Sometimes when you write a shell script, you need to temporarily save files somewhere, temporarily clone a Git repo, etc. This temporary data should be deleted once the script has completed.

Create a temporary directory

You can use the mktemp command to create a temporary file or directory in the appropriate location depending on the operating system:

$> mktemp -d -t my-script
/var/folders/a0/8alqx_yap8dl30000ap/T/my-script.J3Fv0NWl

The -d option creates a directory instead of a file (the default).

The -t <prefix> option specifies a prefix so that your temporary directory is named after your script and with a random suffix. It will be created in your operating system’s standard location for temporary files (defined by the $TMPDIR environment variable).

The directory is created with mode 0700 by default, meaning it should only be accessible by you:

$> ls -la "$tmp_dir"
total 0
drwx------   2 you  your-group    64 Feb  6 17:19 .
drwx------@ 98 you  your-group  3136 Feb  6 17:19 ..

Supplied data:
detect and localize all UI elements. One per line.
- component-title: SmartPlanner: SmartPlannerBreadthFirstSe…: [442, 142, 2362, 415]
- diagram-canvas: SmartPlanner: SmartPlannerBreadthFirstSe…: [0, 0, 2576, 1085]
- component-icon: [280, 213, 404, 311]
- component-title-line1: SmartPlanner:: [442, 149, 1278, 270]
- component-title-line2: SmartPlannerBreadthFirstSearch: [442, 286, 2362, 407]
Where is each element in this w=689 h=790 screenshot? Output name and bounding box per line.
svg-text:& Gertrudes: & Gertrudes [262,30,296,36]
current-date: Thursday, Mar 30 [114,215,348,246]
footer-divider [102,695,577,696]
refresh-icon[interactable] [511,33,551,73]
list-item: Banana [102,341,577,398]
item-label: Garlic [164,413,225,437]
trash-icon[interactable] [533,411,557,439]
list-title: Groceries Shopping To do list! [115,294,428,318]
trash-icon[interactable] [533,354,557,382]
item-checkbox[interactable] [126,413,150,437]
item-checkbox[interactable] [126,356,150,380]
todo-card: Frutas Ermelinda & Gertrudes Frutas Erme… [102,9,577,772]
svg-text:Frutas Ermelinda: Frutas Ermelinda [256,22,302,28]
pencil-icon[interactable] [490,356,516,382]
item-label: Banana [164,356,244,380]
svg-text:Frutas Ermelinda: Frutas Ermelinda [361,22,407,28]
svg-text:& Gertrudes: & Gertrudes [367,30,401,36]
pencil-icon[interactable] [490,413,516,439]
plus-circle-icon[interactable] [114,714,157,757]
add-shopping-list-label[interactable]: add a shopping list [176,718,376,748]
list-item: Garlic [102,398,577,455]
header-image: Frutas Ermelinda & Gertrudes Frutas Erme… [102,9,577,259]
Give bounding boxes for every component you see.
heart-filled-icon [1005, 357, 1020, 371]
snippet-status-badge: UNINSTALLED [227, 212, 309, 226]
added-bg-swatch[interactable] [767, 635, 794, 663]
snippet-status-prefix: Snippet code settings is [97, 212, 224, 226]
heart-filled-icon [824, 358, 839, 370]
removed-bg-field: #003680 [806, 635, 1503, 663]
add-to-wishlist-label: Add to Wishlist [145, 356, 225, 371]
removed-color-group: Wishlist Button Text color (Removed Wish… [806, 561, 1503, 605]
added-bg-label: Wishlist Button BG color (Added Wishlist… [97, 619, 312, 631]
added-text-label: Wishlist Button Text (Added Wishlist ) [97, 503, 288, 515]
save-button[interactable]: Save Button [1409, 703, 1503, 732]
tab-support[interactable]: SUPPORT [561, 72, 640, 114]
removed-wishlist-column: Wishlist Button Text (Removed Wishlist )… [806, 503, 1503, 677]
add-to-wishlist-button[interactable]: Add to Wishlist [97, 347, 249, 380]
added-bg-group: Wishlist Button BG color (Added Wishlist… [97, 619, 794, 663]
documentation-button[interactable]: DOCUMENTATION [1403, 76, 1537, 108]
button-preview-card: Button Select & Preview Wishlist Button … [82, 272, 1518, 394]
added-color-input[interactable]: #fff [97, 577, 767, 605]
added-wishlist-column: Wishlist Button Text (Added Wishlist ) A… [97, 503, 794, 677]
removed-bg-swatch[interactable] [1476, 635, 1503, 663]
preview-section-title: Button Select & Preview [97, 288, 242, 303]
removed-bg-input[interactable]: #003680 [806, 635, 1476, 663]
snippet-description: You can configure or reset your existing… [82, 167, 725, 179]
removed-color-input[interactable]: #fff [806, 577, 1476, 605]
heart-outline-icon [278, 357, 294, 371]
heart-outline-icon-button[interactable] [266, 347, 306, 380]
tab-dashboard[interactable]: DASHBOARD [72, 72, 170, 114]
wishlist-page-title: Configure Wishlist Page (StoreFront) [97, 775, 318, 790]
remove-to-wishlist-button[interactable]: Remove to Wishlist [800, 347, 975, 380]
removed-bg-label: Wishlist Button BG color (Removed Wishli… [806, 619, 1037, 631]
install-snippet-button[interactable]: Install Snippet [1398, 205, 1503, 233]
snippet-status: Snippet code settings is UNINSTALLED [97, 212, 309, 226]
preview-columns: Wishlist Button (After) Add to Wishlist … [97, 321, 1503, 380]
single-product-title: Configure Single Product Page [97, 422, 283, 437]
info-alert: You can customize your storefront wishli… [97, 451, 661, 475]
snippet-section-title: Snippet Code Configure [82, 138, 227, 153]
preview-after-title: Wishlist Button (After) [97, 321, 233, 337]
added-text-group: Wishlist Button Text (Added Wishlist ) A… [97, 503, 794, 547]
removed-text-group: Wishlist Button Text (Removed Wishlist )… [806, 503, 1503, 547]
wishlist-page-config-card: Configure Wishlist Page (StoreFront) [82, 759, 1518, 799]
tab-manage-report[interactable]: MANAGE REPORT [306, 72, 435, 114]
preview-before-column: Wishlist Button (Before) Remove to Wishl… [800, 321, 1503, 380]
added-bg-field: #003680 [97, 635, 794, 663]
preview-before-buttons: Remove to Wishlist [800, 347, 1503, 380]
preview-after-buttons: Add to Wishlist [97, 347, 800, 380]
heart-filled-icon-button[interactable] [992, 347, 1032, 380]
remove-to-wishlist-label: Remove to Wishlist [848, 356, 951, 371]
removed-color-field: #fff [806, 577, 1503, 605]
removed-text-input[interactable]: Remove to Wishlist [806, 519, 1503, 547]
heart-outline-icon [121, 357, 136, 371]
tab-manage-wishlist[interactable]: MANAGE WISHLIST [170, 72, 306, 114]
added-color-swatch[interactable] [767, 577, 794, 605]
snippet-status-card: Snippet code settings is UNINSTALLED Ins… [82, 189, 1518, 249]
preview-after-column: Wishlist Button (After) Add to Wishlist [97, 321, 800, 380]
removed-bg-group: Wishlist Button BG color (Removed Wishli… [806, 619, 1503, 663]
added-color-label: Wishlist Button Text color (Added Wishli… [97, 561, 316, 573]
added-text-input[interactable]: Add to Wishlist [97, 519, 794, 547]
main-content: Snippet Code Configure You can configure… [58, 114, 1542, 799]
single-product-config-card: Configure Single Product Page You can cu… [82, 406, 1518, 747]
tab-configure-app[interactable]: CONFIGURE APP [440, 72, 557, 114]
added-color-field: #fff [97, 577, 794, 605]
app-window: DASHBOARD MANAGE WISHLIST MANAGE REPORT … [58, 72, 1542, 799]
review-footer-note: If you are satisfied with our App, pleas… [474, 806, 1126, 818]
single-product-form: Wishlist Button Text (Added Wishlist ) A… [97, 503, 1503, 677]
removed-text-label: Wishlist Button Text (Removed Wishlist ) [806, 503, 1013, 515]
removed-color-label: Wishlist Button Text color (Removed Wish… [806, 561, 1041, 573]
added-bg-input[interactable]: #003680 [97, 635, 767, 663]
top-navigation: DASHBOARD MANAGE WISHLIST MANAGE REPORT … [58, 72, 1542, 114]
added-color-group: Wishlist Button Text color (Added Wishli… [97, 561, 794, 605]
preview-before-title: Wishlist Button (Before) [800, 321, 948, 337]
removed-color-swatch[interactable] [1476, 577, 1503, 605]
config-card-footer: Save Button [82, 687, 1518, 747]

Prompt 1: From the text on temporary directories in shell scripts, list every command-line option (a token beginning with a hyphen) used in the commands shown.
Prompt 2:
Answer these questions from the text on temporary directories in shell scripts:
(a) Which mktemp option makes it create a directory instead of a file?
(b) Which environment variable defines the operating system's standard location for temporary files?
(c) What mode is the temporary directory created with by default?

Written reply 1:
-d
-t
-la

Written reply 2:
(a) -d
(b) $TMPDIR
(c) 0700